-- START INPUT FOR THIS TASK --

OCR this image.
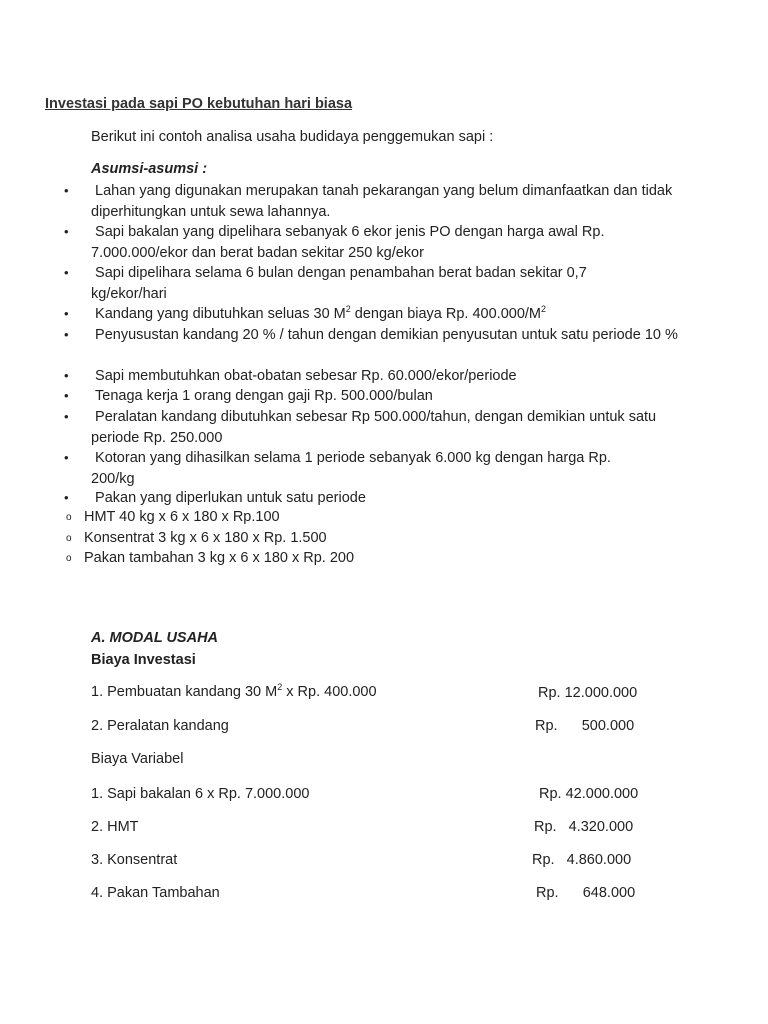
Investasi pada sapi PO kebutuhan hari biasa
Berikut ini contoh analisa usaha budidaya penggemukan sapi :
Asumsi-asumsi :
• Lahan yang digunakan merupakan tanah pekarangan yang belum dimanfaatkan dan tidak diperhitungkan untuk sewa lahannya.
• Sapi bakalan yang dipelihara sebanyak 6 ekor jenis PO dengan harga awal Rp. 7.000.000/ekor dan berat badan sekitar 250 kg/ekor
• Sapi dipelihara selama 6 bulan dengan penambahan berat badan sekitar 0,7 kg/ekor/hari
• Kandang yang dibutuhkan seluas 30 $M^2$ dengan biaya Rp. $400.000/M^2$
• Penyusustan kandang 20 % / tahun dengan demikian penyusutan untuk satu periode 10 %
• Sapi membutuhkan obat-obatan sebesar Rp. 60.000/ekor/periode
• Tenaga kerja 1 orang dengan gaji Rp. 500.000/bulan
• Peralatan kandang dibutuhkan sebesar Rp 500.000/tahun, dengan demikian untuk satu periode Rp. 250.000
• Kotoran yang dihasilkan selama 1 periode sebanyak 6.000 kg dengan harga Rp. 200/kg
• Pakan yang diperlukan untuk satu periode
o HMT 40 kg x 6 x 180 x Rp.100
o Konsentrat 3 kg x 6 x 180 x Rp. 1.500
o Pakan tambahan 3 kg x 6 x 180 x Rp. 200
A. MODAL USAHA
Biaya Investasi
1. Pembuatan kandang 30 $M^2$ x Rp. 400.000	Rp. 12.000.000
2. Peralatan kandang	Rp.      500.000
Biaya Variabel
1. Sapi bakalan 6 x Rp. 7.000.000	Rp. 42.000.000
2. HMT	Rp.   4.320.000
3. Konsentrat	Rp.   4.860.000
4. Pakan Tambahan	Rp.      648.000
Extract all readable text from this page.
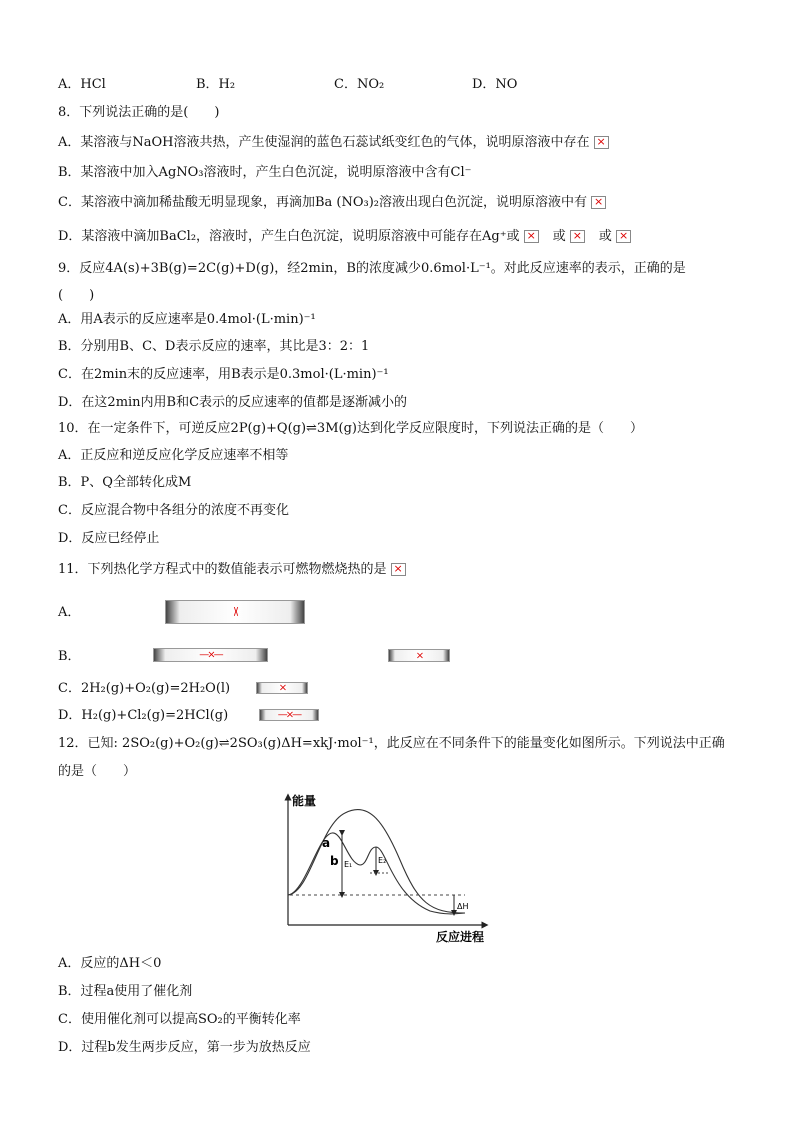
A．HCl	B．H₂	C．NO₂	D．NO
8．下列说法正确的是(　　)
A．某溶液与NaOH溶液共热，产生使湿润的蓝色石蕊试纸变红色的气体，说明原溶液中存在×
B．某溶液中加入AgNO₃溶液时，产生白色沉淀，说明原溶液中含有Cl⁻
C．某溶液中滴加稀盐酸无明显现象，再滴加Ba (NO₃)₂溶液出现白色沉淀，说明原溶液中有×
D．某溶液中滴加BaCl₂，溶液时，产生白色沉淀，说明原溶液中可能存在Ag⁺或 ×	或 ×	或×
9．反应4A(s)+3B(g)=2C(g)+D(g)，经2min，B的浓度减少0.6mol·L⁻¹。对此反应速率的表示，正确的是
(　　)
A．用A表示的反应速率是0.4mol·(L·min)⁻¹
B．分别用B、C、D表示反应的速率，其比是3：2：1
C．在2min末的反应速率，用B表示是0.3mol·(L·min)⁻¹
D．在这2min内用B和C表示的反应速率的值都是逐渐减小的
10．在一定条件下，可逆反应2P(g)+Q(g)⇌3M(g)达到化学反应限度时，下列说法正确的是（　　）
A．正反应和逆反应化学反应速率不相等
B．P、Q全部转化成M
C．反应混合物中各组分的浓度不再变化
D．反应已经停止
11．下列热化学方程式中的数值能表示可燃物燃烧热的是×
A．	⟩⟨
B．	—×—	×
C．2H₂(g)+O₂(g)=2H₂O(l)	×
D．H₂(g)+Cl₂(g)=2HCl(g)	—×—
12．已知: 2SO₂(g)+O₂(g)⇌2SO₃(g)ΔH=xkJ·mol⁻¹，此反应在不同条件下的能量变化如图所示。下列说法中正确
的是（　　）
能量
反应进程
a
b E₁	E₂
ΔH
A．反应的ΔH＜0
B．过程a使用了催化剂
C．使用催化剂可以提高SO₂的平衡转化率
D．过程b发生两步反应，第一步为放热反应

-- END INPUT FOR THIS TASK --

#### THE TASK:
Make an exact copy of all entries above, dropping the images.

#### RESULT FOR THIS EXERCISE:
OCR this image.
Investasi pada sapi PO kebutuhan hari biasa
Berikut ini contoh analisa usaha budidaya penggemukan sapi :
Asumsi-asumsi :
• Lahan yang digunakan merupakan tanah pekarangan yang belum dimanfaatkan dan tidak diperhitungkan untuk sewa lahannya.
• Sapi bakalan yang dipelihara sebanyak 6 ekor jenis PO dengan harga awal Rp. 7.000.000/ekor dan berat badan sekitar 250 kg/ekor
• Sapi dipelihara selama 6 bulan dengan penambahan berat badan sekitar 0,7 kg/ekor/hari
• Kandang yang dibutuhkan seluas 30 $M^2$ dengan biaya Rp. $400.000/M^2$
• Penyusustan kandang 20 % / tahun dengan demikian penyusutan untuk satu periode 10 %
• Sapi membutuhkan obat-obatan sebesar Rp. 60.000/ekor/periode
• Tenaga kerja 1 orang dengan gaji Rp. 500.000/bulan
• Peralatan kandang dibutuhkan sebesar Rp 500.000/tahun, dengan demikian untuk satu periode Rp. 250.000
• Kotoran yang dihasilkan selama 1 periode sebanyak 6.000 kg dengan harga Rp. 200/kg
• Pakan yang diperlukan untuk satu periode
o HMT 40 kg x 6 x 180 x Rp.100
o Konsentrat 3 kg x 6 x 180 x Rp. 1.500
o Pakan tambahan 3 kg x 6 x 180 x Rp. 200
A. MODAL USAHA
Biaya Investasi
1. Pembuatan kandang 30 $M^2$ x Rp. 400.000	Rp. 12.000.000
2. Peralatan kandang	Rp.      500.000
Biaya Variabel
1. Sapi bakalan 6 x Rp. 7.000.000	Rp. 42.000.000
2. HMT	Rp.   4.320.000
3. Konsentrat	Rp.   4.860.000
4. Pakan Tambahan	Rp.      648.000
Extract all readable text from this page.
A．HCl	B．H₂	C．NO₂	D．NO
8．下列说法正确的是(　　)
A．某溶液与NaOH溶液共热，产生使湿润的蓝色石蕊试纸变红色的气体，说明原溶液中存在×
B．某溶液中加入AgNO₃溶液时，产生白色沉淀，说明原溶液中含有Cl⁻
C．某溶液中滴加稀盐酸无明显现象，再滴加Ba (NO₃)₂溶液出现白色沉淀，说明原溶液中有×
D．某溶液中滴加BaCl₂，溶液时，产生白色沉淀，说明原溶液中可能存在Ag⁺或 ×	或 ×	或×
9．反应4A(s)+3B(g)=2C(g)+D(g)，经2min，B的浓度减少0.6mol·L⁻¹。对此反应速率的表示，正确的是
(　　)
A．用A表示的反应速率是0.4mol·(L·min)⁻¹
B．分别用B、C、D表示反应的速率，其比是3：2：1
C．在2min末的反应速率，用B表示是0.3mol·(L·min)⁻¹
D．在这2min内用B和C表示的反应速率的值都是逐渐减小的
10．在一定条件下，可逆反应2P(g)+Q(g)⇌3M(g)达到化学反应限度时，下列说法正确的是（　　）
A．正反应和逆反应化学反应速率不相等
B．P、Q全部转化成M
C．反应混合物中各组分的浓度不再变化
D．反应已经停止
11．下列热化学方程式中的数值能表示可燃物燃烧热的是×
A．	⟩⟨
B．	—×—	×
C．2H₂(g)+O₂(g)=2H₂O(l)	×
D．H₂(g)+Cl₂(g)=2HCl(g)	—×—
12．已知: 2SO₂(g)+O₂(g)⇌2SO₃(g)ΔH=xkJ·mol⁻¹，此反应在不同条件下的能量变化如图所示。下列说法中正确
的是（　　）
能量
反应进程
a
b E₁	E₂
ΔH
A．反应的ΔH＜0
B．过程a使用了催化剂
C．使用催化剂可以提高SO₂的平衡转化率
D．过程b发生两步反应，第一步为放热反应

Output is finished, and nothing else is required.